─── Отрывок ───

Какие должны быть стихи? Чтобы как аэроплан, тянулись, тянулись по земле, и вдруг взлетали… если и не высоко, то со всей тяжестью груза. Чтобы все было понятно, и только в щели смысла врывался пронизывающий трансцендентальный ветерок. Чтобы каждое слово значило то, что значит, а все вместе двоилось. Чтобы входило, как игла, и не видно было раны. Чтобы нечего было добавить, некуда было уйти, чтобы « ах! », чтобы « зачем ты меня оставил? », и вообще, чтобы человек как будто пил горький, черный, ледяной напиток, « последний ключ », от которого он уже не оторвется[85].

Почти полную невозможность достичь этого идеала Адамович хорошо понимал и относительно собственных стихов и своих последователей не обольщался, однако на меньшее был не согласен.

Отчасти из-за этого максимализма мировоззрение « парижской ноты » оказалось наиболее актуальным и литературной молодежью наиболее востребованным из всего спектра эмигрантских настроений, идеологий и веяний.

В отличие от большинства других писательских установок: на мастерство (но во имя чего?), на читателя (но его не было), на общественный или политический резонанс (одна мысль об этом для молодых русских парижан была смешна), – в отличие от всего этого, образ мыслей « парижской ноты » позволял вновь воспринимать литературу, как Литературу, не игру, не ремесло, но нечто большее, иначе не стоило и огород городить. Главный вопрос здесь – не как надо и как не надо писать, а как жить и писать, и стоит ли вообще это делать, если это никому не нужно, да и нет полной уверенности, что нужно самому себе. Одно из немногих твердых убеждений вечно во всем сомневающегося Адамовича – стоит, вопреки всему, в том числе и очевидной ненужности. Стоит, если относиться к слову всерьез и быть до конца искренним с самим собой. Даже в этом случае, конечно, и даже при большой удаче, в результате останется от силы несколько строк. Все прочее – литература. Но эти несколько строк перевесят все остальное.

По глубокому убеждению Адамовича, поэзия играет свою незаменимую роль в духовной жизни человека, занимает свое место, заполняя какую-то пустоту, которую ничто другое заполнить неспособно, – ни размышления, ни медитация, ни молитва. Поэзия была для него свидетельством об ином, более совершенном мире, или, по крайней мере, надеждой на его существование. И верно найденные несколько слов пребудут вечно. И вечно будут свидетельством для других.

─── Предоставленные материалы ───

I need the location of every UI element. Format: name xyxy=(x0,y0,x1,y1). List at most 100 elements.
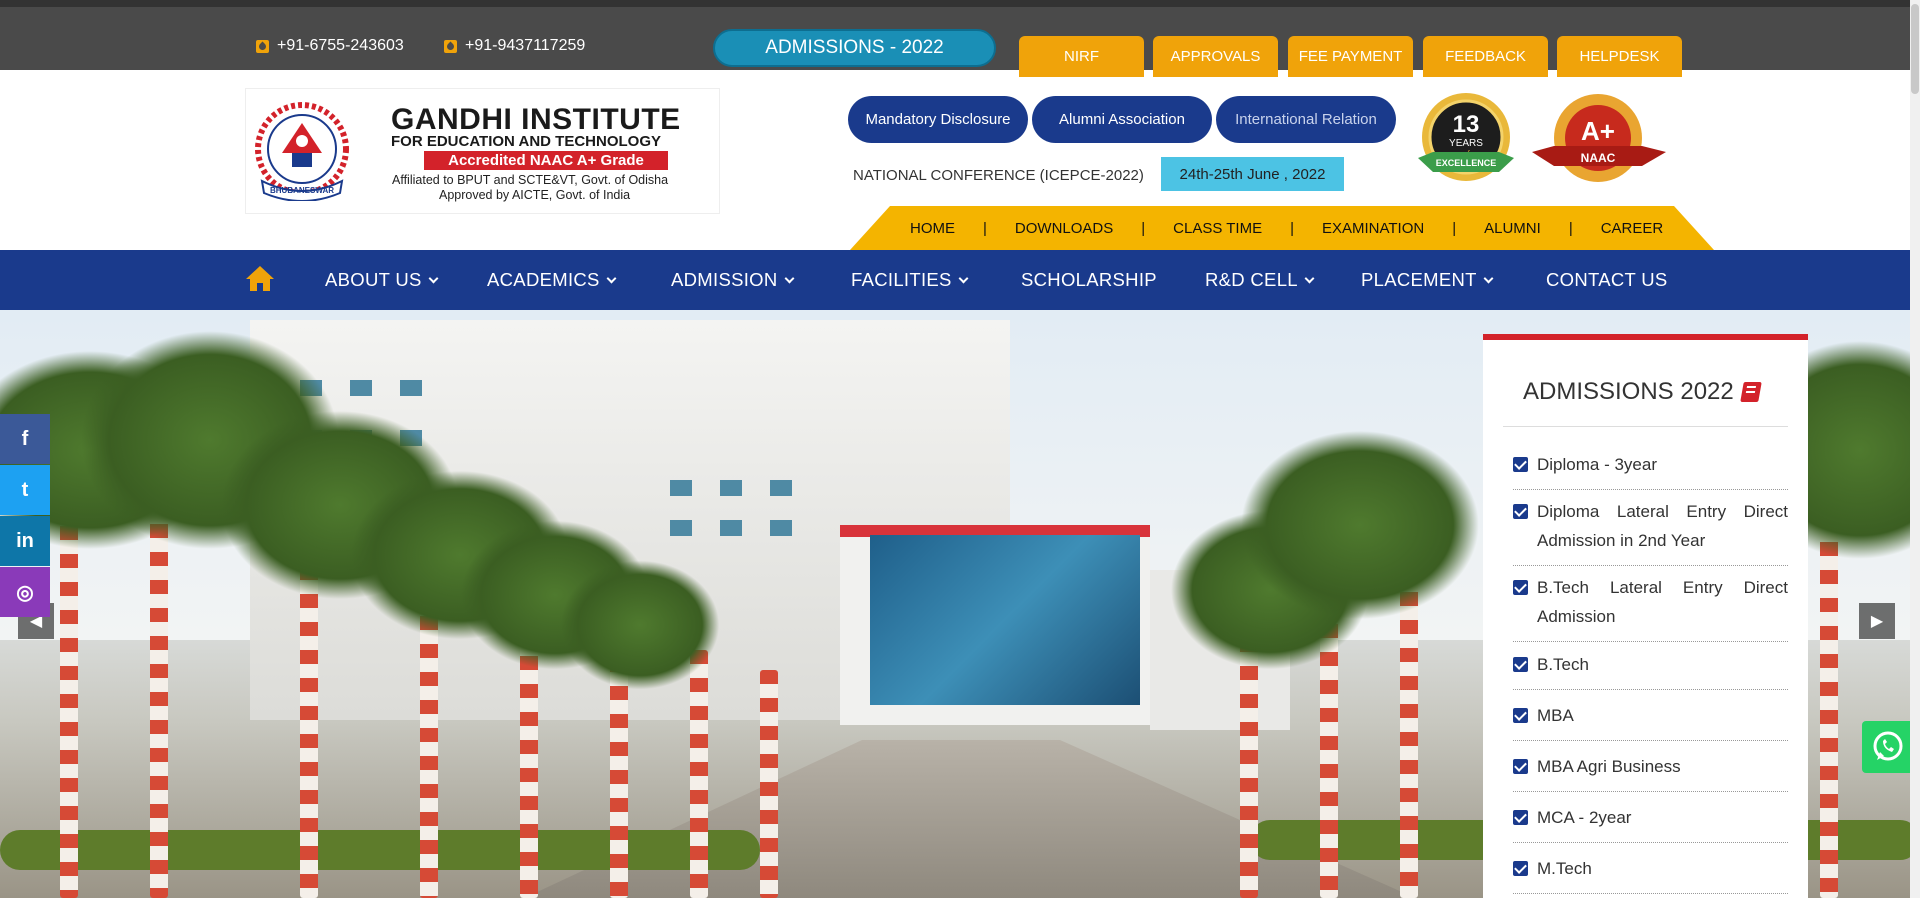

───

== Задания для выполнения ==
**a)** Ответьте на вопросы по отрывку.
(i) С чем в начале отрывка сравниваются стихи, которые тянутся по земле и вдруг взлетают?
(ii) Что, согласно отрывку, останется в результате даже при большой удаче?
(iii) Что перечислено в отрывке как то, что не способно заполнить пустоту, заполняемую поэзией?
**b)** Перепечатайте, пожалуйста, из отрывка всё от «Какие должны быть» вплоть до «был не согласен.».

== Письменные ответы ==
**a)**
(i) С аэропланом.
(ii) От силы несколько строк.
(iii) Размышления, медитация и молитва.

**b)**
Какие должны быть стихи? Чтобы как аэроплан, тянулись, тянулись по земле, и вдруг взлетали… если и не высоко, то со всей тяжестью груза. Чтобы все было понятно, и только в щели смысла врывался пронизывающий трансцендентальный ветерок. Чтобы каждое слово значило то, что значит, а все вместе двоилось. Чтобы входило, как игла, и не видно было раны. Чтобы нечего было добавить, некуда было уйти, чтобы « ах! », чтобы « зачем ты меня оставил? », и вообще, чтобы человек как будто пил горький, черный, ледяной напиток, « последний ключ », от которого он уже не оторвется[85].

Почти полную невозможность достичь этого идеала Адамович хорошо понимал и относительно собственных стихов и своих последователей не обольщался, однако на меньшее был не согласен.